DOCUMENT SECTION:
We have covered a few normality tests, but this is not all of the tests that exist.
So which test do you use?
I recommend using them all on your data, where appropriate.
The question then becomes, how do you interpret the results? What if the tests disagree, which they often will?
I have two suggestions for you to help think about this question.
Hard Fail
Your data may not be normal for lots of different reasons. Each test looks at the question of whether a sample was drawn from a Gaussian distribution from a slightly different perspective.
A failure of one normality test means that your data is not normal. As simple as that.
You can either investigate why your data is not normal and perhaps use data preparation techniques to make the data more normal.
Or you can start looking into the use of nonparametric statistical methods instead of the parametric methods.
Soft Fail
If some of the methods suggest that the sample is Gaussian and some not, then perhaps take this as an indication that your data is Gaussian-like.
In many situations, you can treat your data as though it is Gaussian and proceed with your chosen parametric statistical methods.
Extensions
This section lists some ideas for extending the tutorial that you may wish to explore.
- List two additional examples of when you think a normality test might be useful in a machine learning project.
- Develop your own contrived dataset and apply each normality test.
- Load a standard machine learning dataset and apply normality tests to each real-valued variable.
If you explore any of these extensions, I’d love to know.
Further Reading
This section provides more resources on the topic if you are looking to go deeper.
API
- numpy.random.seed() API
- numpy.random.randn() API
- scipy.stats.normaltest() API
- scipy.stats.shapiro() API
- scipy.stats.anderson() API
- statsmodels.graphics.gofplots.qqplot() API
- matplotlib.pyplot.hist() API
Articles
- Normality test on Wikipedia
- Histogram on Wikipedia
- Q–Q plot on Wikipedia
- D’Agostino’s K-squared test on Wikipedia
- Anderson–Darling test on Wikipedia
- Shapiro–Wilk test on Wikipedia
Summary
In this tutorial, you discovered the importance of checking whether a data sample deviates from the normal distribution and a suite of techniques that you can use to evaluate your data sample.
Specifically, you learned:
- How whether a sample is normal dictates the types of statistical methods to use with a data sample.
- Graphical methods for qualifying deviations from normal such as histograms and the Q-Q plot.
- Statistical normality tests for quantifying deviations from normal.

EXCERPTED DATA:
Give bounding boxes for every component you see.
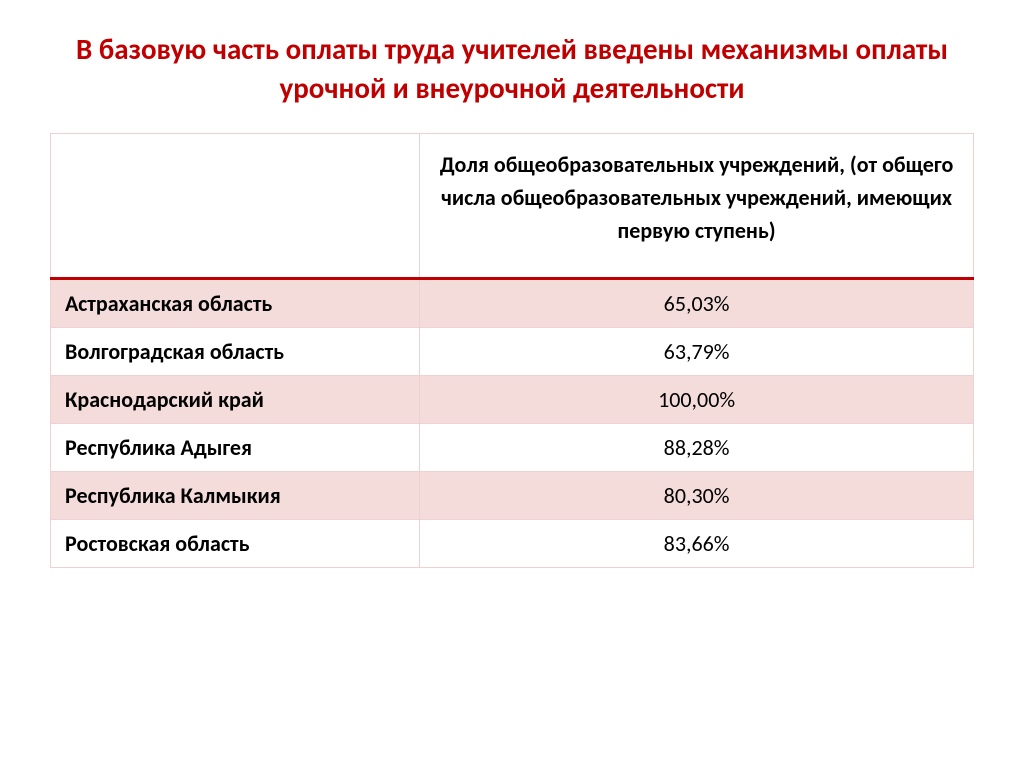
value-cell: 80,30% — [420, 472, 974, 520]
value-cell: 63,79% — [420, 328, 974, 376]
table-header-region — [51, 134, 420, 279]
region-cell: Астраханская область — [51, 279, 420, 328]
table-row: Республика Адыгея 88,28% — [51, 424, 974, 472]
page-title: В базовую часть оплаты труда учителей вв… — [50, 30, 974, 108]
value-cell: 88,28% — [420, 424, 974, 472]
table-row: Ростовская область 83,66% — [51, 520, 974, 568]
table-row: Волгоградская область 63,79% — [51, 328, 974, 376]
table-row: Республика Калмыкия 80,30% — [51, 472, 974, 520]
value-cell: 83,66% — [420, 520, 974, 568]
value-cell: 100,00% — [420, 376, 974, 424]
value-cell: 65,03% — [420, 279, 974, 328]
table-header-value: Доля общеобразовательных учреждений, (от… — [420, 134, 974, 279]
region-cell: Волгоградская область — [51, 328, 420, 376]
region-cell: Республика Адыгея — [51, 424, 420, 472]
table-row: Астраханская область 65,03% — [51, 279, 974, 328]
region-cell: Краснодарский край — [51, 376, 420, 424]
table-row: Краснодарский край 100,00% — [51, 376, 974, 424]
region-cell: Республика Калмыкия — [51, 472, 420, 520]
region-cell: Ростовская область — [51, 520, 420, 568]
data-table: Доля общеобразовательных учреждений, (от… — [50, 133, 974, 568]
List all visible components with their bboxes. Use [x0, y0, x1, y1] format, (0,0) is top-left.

WHAT TO WORK ON:
[1] Condense the paragraph of the normality-test tutorial that begins "Your data may not be normal" into one shorter sentence that keeps its main facts.
[2] According to the normality-test tutorial, what does a failure of one normality test mean?
[3] Update the normality-test tutorial from "So which test" up to and including "the parametric methods.", replacing "data preparation techniques" with "data transformation techniques".

TASK-BY-TASK SOLUTIONS:
[1] Data can be non-normal for many reasons, and each test checks from a slightly different angle whether a sample came from a Gaussian distribution.

[2] It means that your data is not normal.

[3]
So which test do you use?
I recommend using them all on your data, where appropriate.
The question then becomes, how do you interpret the results? What if the tests disagree, which they often will?
I have two suggestions for you to help think about this question.
Hard Fail
Your data may not be normal for lots of different reasons. Each test looks at the question of whether a sample was drawn from a Gaussian distribution from a slightly different perspective.
A failure of one normality test means that your data is not normal. As simple as that.
You can either investigate why your data is not normal and perhaps use data transformation techniques to make the data more normal.
Or you can start looking into the use of nonparametric statistical methods instead of the parametric methods.